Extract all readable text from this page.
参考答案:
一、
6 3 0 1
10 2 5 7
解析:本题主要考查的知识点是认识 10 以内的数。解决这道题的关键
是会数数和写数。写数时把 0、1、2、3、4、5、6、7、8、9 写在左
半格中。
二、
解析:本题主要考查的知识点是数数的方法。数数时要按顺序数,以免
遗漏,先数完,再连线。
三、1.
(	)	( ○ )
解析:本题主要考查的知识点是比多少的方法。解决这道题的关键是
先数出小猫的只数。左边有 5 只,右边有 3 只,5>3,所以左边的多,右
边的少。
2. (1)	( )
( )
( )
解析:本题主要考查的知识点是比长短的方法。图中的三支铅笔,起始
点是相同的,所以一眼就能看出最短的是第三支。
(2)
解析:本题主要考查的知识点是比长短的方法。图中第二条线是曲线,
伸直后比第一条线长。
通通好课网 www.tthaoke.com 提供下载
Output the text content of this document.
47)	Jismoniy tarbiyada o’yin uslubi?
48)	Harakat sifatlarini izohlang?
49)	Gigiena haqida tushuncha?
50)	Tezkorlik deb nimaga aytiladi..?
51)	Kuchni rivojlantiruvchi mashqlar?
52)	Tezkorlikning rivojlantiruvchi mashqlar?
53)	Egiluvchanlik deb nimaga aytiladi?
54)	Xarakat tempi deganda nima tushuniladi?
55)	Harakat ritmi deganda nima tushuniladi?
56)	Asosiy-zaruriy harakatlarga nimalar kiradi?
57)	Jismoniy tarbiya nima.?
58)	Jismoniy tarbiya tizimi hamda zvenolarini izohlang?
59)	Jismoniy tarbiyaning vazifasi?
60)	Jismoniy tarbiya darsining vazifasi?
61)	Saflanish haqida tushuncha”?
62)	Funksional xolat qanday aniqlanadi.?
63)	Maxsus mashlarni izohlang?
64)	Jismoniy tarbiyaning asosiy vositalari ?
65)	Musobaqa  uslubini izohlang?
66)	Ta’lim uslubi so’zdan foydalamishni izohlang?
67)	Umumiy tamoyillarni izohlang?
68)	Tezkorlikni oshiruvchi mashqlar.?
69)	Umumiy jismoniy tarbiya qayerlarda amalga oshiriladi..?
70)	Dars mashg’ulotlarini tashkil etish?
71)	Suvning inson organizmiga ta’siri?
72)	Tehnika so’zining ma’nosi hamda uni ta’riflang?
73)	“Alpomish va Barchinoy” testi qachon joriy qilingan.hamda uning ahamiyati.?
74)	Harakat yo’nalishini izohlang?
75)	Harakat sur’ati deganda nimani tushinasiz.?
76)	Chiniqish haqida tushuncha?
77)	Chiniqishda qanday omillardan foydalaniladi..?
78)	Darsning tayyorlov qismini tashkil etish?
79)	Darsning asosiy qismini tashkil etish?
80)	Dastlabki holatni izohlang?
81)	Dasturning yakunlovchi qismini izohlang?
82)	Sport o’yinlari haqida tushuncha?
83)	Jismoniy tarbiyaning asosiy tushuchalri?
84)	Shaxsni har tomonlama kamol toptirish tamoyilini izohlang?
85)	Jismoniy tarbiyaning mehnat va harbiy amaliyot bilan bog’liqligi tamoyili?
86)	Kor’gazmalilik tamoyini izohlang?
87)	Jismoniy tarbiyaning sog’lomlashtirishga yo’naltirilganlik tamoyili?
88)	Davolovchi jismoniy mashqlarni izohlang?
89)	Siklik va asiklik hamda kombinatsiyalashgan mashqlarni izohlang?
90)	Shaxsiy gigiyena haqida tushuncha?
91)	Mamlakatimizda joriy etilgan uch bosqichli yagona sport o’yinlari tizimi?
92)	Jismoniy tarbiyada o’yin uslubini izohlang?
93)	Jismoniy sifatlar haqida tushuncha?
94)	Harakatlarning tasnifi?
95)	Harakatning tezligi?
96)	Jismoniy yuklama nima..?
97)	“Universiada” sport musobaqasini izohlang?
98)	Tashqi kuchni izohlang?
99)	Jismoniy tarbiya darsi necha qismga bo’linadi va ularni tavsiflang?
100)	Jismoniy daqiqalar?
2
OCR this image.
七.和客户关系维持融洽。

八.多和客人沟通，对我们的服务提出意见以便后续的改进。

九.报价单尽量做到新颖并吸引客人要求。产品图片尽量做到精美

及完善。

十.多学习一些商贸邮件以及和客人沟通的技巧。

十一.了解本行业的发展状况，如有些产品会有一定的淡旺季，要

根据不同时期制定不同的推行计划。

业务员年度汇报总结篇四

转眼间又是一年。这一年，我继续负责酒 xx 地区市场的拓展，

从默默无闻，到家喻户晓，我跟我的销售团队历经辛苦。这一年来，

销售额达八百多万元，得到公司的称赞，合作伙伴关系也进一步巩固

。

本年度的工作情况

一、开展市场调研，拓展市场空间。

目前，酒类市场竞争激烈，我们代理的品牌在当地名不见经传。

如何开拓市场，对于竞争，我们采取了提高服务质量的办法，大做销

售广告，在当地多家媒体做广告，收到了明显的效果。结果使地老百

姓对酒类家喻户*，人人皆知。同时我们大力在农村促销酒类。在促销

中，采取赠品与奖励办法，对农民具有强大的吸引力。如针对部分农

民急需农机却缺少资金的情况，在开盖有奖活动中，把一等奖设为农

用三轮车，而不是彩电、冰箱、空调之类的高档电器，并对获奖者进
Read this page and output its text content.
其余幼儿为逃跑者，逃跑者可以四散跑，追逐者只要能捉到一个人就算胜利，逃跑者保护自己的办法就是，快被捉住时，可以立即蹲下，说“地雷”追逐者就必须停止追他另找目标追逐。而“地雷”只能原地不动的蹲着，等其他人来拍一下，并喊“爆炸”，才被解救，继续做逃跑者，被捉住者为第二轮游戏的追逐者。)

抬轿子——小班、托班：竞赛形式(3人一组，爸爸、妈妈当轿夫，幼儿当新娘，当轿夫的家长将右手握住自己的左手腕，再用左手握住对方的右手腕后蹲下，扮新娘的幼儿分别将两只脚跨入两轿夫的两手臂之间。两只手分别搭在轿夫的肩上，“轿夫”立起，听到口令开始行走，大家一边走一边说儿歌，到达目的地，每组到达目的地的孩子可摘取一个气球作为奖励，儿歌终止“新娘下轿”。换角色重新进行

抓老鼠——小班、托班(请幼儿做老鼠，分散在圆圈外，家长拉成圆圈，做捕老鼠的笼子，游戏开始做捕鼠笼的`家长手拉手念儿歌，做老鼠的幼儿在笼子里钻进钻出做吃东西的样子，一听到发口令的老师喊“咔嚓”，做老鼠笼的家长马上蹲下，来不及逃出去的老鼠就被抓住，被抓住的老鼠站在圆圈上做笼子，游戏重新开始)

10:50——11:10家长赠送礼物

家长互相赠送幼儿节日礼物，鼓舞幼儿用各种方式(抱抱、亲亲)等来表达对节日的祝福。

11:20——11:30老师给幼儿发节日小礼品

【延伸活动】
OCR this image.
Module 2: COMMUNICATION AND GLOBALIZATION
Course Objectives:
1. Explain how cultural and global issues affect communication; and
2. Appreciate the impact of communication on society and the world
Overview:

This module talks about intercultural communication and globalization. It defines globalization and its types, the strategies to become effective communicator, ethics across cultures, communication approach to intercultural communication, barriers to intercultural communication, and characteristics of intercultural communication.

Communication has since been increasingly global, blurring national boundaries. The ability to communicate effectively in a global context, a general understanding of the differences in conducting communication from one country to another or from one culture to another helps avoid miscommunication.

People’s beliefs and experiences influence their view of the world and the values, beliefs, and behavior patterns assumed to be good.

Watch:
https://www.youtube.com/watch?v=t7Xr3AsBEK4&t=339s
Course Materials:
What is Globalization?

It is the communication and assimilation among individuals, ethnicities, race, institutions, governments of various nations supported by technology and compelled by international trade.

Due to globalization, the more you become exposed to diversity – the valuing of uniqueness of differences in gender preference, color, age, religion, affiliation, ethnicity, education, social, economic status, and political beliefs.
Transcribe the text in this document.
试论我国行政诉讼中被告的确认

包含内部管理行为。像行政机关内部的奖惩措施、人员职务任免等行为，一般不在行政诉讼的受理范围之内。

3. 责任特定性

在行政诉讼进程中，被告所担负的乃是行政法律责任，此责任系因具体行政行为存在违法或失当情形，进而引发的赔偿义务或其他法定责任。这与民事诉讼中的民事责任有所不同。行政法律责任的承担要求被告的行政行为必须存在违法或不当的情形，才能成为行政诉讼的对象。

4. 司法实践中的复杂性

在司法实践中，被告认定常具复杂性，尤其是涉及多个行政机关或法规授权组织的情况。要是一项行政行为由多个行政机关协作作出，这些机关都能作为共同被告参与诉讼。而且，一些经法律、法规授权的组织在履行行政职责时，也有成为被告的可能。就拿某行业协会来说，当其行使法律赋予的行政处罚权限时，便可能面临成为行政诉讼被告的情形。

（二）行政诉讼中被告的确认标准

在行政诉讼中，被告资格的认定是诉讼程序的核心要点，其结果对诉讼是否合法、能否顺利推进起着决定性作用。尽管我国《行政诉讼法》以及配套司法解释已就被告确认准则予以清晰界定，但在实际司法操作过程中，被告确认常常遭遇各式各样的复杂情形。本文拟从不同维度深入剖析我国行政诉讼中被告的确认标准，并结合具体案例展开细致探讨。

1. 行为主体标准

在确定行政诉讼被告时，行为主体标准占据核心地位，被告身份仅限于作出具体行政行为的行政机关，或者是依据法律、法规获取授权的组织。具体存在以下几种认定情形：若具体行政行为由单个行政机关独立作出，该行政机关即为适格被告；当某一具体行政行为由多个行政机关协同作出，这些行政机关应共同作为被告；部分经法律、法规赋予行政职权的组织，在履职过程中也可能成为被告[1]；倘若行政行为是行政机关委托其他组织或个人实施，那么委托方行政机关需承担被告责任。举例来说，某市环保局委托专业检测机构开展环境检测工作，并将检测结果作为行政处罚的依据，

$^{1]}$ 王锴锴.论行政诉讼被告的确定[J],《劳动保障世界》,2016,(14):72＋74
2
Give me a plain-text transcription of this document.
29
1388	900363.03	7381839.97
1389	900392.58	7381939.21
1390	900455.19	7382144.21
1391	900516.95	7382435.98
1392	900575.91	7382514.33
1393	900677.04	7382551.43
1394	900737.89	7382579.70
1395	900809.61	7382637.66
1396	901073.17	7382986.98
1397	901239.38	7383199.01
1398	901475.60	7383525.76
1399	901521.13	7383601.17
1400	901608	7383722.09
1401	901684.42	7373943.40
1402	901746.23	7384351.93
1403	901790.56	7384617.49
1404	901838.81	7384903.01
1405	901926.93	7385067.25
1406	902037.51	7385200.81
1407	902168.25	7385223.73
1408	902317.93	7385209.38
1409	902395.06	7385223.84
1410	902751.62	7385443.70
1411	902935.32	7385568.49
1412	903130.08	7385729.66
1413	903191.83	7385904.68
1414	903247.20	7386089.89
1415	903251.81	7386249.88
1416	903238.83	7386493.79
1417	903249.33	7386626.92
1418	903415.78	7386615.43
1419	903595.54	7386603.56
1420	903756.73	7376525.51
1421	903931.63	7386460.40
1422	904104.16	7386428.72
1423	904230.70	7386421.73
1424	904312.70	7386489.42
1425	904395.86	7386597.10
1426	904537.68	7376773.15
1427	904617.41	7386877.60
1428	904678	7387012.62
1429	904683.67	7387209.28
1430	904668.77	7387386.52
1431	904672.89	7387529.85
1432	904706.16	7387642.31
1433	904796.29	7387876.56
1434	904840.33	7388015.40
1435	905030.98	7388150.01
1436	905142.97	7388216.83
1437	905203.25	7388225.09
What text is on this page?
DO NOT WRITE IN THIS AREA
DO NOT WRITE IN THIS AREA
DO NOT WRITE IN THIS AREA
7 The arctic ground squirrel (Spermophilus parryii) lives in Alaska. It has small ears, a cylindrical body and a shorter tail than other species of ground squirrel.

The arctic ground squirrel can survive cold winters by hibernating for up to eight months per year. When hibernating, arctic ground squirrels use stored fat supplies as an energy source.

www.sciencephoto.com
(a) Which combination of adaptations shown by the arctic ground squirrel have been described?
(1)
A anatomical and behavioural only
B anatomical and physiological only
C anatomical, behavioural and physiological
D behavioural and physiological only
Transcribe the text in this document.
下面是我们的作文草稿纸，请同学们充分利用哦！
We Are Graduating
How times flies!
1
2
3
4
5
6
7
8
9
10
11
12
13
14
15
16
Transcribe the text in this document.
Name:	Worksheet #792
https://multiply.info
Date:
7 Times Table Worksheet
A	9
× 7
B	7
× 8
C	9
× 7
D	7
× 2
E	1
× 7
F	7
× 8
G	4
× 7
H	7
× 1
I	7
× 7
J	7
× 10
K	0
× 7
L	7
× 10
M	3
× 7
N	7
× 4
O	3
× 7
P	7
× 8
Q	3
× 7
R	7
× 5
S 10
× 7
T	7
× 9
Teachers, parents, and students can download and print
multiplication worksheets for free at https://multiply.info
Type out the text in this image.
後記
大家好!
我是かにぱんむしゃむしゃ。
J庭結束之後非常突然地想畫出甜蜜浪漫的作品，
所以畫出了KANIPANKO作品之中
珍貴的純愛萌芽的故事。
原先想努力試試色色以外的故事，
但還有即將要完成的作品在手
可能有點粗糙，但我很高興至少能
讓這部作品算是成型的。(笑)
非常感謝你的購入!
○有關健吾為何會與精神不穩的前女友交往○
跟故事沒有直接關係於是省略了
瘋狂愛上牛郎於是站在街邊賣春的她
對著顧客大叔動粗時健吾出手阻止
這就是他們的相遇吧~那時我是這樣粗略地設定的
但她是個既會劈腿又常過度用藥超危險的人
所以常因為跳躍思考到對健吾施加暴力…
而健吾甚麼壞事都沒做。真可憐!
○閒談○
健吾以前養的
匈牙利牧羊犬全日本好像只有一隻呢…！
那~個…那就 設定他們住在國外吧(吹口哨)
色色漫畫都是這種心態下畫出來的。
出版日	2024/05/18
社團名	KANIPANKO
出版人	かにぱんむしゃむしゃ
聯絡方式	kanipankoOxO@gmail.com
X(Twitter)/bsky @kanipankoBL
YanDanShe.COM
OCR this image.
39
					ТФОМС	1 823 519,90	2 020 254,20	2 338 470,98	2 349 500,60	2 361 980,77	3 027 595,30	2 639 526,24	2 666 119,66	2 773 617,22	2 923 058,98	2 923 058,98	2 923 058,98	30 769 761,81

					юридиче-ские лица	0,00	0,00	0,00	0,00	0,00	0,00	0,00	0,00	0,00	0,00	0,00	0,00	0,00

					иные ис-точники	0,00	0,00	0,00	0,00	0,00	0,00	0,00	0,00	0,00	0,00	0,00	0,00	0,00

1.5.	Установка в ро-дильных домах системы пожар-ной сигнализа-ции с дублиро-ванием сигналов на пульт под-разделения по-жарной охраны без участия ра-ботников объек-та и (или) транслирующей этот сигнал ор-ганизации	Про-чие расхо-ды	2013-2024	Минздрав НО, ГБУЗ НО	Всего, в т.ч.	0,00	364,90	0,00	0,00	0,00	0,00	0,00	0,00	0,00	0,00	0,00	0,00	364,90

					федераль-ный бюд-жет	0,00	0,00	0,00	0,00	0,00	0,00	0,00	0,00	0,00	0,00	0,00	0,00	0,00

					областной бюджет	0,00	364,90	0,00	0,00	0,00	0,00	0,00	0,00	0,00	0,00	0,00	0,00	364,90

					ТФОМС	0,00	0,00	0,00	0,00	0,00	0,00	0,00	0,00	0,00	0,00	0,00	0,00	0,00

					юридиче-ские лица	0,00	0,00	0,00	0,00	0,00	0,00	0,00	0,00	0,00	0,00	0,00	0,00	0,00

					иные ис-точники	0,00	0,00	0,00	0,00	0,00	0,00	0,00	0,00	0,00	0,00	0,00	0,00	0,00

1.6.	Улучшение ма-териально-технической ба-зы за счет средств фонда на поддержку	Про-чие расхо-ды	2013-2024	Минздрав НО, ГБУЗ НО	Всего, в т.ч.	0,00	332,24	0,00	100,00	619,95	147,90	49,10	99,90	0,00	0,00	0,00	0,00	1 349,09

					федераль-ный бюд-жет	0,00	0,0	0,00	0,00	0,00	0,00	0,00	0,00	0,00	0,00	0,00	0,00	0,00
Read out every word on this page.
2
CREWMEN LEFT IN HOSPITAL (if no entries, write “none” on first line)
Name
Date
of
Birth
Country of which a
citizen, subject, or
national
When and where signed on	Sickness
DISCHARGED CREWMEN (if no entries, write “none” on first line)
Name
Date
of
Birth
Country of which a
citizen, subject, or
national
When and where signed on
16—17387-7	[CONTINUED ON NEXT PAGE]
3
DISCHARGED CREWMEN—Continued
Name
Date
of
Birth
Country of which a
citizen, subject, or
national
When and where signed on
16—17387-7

--------

**Task brief**
Using the listing above, list every line in which the string "qanday" occurs.

**Task solution**
62)	Funksional xolat qanday aniqlanadi.?
77)	Chiniqishda qanday omillardan foydalaniladi..?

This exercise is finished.